— START SUPPLIED DATA —

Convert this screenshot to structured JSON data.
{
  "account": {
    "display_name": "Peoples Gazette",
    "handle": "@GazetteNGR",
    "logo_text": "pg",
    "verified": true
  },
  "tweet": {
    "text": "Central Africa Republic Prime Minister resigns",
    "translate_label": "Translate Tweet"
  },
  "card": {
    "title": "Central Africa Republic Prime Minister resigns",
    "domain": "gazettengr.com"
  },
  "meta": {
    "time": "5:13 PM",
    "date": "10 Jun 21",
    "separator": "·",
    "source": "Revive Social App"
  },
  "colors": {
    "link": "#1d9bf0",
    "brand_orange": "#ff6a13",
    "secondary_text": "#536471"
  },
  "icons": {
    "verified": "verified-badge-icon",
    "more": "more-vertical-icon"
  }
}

— END SUPPLIED DATA —

◆ WRITTEN PROBLEM:
Determine how many lines of the listing above include the word "Prime", and report that number only.

◆ FULL ANSWER:
2